Document passage:
══════════

The
most sensational and widely reported crime story of 1927 was the murder of a
Queens, New York, man named Albert Snyder, by his wife, Ruth, and her lover, Judd
Gray. In January, 1928, Gray and Snyder both died in the electric chair at
Sing Sing. A photo of the moment Ruth was jolted by electricity was taken
surreptitiously and published on the front page of the Daily News. In September 1928, journalist Sophie Treadwell’s
MACHINAL was produced on Broadway in a stunning production directed by Arthur
Hopkins. It told the story of an ordinary New York woman who, after falling in
love with an adventurer, killed her husband, was tried, and executed for the
crime. Treadwell denied that the play dramatized the Snyder-Gray murder case,
but, despite the major differences between the real story and the play, the actual events certainly influenced the
play. According to Burns Mantle in his Best Plays of the Year, 1928-29,
Treadwell was “willing to admit” that she’d “been influenced to some extent by
the grinding forces of a mechanistic world that had played a part in the
lowering of Ruth Synder’s [sic]
standards and loyalties, her morals and ambitions, her pathetic and utterly
frustrated pursuit of happiness.” (The story also inspired James M. Cain's novels, DOUBLE INDEMNITY and THE POSTMAN ALWAYS RINGS TWICE, both of which became classic films noir, among other influences, including a Guns n Roses album picture.)
Left. Zita Johann and Clark Gable in Vandamm's photo of the original production. Note the caption's error in identifying Gable as Hal K. Dawson. Right: Rebecca Hall and Morgan Spector. Photo: Joan Marcus.

══════════

[Element and coordinate listing]
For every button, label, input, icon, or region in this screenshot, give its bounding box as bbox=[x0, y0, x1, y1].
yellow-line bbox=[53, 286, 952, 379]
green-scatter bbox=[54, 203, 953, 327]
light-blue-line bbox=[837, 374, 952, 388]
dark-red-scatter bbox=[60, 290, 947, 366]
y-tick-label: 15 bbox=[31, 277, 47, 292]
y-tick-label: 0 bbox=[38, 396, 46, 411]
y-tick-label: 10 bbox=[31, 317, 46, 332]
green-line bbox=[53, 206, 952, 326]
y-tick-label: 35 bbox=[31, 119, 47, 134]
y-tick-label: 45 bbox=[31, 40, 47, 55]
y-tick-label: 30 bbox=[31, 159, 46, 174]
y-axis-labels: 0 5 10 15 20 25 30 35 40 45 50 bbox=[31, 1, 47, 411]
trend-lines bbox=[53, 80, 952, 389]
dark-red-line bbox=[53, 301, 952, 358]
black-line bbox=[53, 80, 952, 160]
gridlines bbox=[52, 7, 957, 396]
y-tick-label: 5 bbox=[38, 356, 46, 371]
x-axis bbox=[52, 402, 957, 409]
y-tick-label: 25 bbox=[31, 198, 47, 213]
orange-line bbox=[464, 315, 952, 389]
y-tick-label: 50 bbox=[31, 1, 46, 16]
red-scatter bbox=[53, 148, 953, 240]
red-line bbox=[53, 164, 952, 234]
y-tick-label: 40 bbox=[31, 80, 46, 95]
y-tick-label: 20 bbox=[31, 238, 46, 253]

══════════

Work instructions:
1. Edit the MACHINAL passage from "Left. Zita Johann" to "Photo: Joan Marcus.", putting "first production" in place of "original production".
2. Please output the listing from its first line through the line with "dark-red-scatter bbox=[60, 290, 947, 366]", unchanged.
The MACHINAL passage and the listing have no connection to each other.

Solved tasks:
1.
Left. Zita Johann and Clark Gable in Vandamm's photo of the first production. Note the caption's error in identifying Gable as Hal K. Dawson. Right: Rebecca Hall and Morgan Spector. Photo: Joan Marcus.

2.
For every button, label, input, icon, or region in this screenshot, give its bounding box as bbox=[x0, y0, x1, y1].
yellow-line bbox=[53, 286, 952, 379]
green-scatter bbox=[54, 203, 953, 327]
light-blue-line bbox=[837, 374, 952, 388]
dark-red-scatter bbox=[60, 290, 947, 366]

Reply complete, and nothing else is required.